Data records

-------------------------

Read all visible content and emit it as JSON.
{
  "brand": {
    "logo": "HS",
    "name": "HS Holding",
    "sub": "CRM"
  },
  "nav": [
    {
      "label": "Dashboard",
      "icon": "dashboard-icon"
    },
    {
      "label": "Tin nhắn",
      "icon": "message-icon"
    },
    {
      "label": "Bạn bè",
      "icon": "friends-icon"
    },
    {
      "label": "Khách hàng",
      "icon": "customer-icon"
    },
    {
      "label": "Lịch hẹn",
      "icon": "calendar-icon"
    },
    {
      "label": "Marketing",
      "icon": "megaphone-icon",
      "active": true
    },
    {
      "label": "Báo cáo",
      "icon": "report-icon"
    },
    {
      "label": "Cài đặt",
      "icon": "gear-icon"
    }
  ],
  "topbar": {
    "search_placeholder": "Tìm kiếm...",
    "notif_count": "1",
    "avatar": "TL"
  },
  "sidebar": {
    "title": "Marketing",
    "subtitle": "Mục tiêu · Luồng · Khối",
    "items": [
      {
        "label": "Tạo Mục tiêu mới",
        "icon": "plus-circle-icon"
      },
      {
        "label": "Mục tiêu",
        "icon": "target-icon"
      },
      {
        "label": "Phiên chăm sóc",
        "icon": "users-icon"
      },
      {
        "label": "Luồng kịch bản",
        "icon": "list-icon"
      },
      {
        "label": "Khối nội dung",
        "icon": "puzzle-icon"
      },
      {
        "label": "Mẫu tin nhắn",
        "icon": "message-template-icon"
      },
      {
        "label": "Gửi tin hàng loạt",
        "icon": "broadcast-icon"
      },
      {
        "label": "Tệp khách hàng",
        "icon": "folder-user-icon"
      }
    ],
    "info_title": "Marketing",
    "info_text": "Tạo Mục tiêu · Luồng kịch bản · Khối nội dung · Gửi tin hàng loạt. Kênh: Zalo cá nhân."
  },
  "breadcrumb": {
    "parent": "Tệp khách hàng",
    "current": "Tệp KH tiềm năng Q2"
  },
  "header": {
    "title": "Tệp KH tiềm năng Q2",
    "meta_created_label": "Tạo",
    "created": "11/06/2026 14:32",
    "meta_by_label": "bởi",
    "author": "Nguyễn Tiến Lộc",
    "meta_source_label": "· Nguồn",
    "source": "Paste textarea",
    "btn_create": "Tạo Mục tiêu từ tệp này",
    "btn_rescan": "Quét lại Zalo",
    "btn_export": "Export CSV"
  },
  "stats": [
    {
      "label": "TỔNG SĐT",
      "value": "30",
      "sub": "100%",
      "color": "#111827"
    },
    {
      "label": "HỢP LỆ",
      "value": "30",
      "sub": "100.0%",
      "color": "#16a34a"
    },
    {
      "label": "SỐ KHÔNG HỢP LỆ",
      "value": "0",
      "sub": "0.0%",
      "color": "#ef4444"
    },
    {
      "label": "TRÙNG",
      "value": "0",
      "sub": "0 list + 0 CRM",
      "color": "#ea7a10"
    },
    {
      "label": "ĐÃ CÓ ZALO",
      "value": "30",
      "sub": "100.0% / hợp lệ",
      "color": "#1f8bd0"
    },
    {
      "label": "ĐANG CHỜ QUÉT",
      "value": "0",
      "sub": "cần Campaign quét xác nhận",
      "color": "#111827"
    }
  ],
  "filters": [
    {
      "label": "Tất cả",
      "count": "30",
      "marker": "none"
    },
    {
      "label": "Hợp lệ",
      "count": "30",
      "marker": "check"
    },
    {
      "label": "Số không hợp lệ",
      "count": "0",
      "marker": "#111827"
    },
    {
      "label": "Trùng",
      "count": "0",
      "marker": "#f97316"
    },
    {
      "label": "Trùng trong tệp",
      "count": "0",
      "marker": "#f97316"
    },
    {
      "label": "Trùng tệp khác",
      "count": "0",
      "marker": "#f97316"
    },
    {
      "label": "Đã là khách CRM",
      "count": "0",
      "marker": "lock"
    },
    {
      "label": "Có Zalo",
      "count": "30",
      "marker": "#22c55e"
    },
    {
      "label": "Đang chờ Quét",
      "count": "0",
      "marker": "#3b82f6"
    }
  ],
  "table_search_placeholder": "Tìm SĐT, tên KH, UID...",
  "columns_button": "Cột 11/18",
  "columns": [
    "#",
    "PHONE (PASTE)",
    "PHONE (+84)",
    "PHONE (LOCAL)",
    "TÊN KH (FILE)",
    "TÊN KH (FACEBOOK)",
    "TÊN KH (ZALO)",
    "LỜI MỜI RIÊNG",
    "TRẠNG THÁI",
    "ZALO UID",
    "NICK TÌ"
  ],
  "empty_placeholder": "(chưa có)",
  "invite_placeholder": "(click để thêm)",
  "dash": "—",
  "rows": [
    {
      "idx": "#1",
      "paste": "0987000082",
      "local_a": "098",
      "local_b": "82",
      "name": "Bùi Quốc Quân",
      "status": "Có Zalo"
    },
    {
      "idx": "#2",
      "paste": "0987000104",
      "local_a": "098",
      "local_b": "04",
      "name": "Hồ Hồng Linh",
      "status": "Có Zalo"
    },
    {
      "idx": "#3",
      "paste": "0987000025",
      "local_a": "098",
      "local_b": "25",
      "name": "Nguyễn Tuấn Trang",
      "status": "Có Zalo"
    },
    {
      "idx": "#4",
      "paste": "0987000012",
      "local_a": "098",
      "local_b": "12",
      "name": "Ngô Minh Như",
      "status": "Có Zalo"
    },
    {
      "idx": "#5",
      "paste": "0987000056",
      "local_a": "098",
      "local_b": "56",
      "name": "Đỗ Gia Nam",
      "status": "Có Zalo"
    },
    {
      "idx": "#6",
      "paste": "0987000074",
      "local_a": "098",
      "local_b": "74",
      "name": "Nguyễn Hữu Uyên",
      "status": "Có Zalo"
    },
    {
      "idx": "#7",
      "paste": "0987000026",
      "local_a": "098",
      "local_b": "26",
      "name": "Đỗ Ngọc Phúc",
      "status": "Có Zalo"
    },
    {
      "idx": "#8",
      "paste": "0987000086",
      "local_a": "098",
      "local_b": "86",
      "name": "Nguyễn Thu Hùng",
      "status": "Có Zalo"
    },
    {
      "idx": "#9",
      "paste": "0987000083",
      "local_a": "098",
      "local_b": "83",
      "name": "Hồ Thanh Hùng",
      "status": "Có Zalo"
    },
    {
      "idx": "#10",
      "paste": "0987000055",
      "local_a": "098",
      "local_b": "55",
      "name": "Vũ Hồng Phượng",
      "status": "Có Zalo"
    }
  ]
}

-------------------------

**Written exercise**
Select every line in the material above where the string "tiềm" occurs, and copy it.

**Problem solution**
    "current": "Tệp KH tiềm năng Q2"
    "title": "Tệp KH tiềm năng Q2",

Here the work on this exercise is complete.